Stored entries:
■ ■ ■

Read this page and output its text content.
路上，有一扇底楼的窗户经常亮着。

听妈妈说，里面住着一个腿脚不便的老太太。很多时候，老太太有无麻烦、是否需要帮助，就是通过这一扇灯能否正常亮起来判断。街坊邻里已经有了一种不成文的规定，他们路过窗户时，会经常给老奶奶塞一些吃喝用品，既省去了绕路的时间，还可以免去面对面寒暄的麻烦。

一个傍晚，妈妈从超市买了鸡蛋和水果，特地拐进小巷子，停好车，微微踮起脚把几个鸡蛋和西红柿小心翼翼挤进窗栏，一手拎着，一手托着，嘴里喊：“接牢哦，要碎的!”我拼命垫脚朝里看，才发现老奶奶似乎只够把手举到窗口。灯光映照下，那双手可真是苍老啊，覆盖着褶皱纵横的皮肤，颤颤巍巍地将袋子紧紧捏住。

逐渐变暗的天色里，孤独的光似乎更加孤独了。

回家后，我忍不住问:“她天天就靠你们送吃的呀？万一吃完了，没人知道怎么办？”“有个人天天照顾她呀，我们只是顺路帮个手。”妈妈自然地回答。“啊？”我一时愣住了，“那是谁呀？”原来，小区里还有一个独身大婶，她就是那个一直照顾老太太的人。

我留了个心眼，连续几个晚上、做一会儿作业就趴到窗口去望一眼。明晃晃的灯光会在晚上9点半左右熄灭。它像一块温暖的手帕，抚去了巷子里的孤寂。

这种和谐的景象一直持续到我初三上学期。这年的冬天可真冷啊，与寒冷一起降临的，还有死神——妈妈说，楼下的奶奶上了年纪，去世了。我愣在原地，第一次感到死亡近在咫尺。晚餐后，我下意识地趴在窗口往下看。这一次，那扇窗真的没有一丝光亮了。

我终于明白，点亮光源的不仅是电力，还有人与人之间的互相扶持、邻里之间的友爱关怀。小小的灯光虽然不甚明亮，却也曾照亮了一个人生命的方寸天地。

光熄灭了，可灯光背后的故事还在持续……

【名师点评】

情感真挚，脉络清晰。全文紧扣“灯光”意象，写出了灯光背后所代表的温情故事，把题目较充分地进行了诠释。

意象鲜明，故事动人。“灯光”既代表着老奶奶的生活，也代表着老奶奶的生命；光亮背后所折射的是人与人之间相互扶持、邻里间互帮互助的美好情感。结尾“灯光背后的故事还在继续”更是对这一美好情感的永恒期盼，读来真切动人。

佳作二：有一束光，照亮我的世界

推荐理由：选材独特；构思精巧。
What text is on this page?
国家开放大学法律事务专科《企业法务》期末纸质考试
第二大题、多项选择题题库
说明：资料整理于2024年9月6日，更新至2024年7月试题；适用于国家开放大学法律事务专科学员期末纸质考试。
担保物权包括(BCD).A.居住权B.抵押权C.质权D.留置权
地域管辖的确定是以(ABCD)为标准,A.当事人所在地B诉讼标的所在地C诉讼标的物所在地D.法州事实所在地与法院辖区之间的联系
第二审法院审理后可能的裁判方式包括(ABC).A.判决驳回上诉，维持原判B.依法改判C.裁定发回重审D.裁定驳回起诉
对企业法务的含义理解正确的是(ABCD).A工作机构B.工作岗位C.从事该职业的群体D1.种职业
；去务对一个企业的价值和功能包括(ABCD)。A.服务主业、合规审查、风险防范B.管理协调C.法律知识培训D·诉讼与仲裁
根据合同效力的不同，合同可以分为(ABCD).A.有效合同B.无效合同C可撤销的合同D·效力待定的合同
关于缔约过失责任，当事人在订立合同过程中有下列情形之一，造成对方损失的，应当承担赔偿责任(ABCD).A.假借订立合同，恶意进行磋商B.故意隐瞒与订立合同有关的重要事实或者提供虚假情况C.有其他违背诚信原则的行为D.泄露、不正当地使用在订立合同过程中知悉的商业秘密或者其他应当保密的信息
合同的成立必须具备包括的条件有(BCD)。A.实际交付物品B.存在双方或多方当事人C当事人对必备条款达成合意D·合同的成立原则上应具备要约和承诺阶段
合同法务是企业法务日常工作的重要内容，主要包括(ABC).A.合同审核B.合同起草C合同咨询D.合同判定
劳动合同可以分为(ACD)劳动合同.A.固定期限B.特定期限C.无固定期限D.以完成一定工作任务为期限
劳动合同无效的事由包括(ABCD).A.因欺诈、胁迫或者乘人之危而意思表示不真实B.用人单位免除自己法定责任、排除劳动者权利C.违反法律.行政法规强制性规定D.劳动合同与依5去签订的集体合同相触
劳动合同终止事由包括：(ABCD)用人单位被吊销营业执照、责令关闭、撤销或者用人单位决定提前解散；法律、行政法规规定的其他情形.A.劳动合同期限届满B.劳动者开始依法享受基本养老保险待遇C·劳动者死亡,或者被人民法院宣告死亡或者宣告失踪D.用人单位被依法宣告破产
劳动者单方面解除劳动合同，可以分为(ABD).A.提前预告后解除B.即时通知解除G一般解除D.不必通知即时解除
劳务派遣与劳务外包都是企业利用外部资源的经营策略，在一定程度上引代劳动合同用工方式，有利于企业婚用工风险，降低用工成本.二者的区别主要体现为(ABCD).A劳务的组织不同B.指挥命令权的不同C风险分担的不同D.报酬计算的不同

■ ■ ■

AIM: Give the number of lines above that hold the word "text", and nothing more.

IN RESPONSE: 2